* [Your instructions] Reproduce the line that contains "OCR this image." and every line after it through the end of the records, exactly, with nothing added.

**** Data lines ****

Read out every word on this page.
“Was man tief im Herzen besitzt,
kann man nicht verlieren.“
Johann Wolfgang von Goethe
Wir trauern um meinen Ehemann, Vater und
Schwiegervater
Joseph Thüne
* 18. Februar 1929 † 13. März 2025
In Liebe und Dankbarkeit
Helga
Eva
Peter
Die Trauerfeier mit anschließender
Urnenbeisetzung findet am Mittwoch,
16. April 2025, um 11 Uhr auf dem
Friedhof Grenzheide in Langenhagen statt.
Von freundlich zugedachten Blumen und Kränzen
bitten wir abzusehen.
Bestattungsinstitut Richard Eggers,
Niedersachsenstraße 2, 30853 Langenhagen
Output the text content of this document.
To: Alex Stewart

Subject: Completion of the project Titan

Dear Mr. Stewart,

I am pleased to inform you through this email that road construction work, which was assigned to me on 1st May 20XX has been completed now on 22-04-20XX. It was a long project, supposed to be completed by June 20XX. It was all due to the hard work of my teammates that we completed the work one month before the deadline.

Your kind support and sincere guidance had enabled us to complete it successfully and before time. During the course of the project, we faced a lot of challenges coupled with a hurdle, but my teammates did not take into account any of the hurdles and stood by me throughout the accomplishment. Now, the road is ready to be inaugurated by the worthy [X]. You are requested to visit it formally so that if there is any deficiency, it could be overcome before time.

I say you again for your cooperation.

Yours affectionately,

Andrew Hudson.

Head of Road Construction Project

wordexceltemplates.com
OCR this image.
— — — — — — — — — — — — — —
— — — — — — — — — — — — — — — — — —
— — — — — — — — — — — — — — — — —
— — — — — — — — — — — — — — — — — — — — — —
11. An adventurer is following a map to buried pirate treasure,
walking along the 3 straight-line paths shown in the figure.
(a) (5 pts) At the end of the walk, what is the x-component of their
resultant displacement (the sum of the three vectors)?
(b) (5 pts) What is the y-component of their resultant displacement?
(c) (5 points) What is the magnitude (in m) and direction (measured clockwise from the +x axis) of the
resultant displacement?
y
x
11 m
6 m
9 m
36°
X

****

* [Response below]
OCR this image.
— — — — — — — — — — — — — —
— — — — — — — — — — — — — — — — — —
— — — — — — — — — — — — — — — — —
— — — — — — — — — — — — — — — — — — — — — —
11. An adventurer is following a map to buried pirate treasure,
walking along the 3 straight-line paths shown in the figure.
(a) (5 pts) At the end of the walk, what is the x-component of their
resultant displacement (the sum of the three vectors)?
(b) (5 pts) What is the y-component of their resultant displacement?
(c) (5 points) What is the magnitude (in m) and direction (measured clockwise from the +x axis) of the
resultant displacement?
y
x
11 m
6 m
9 m
36°
X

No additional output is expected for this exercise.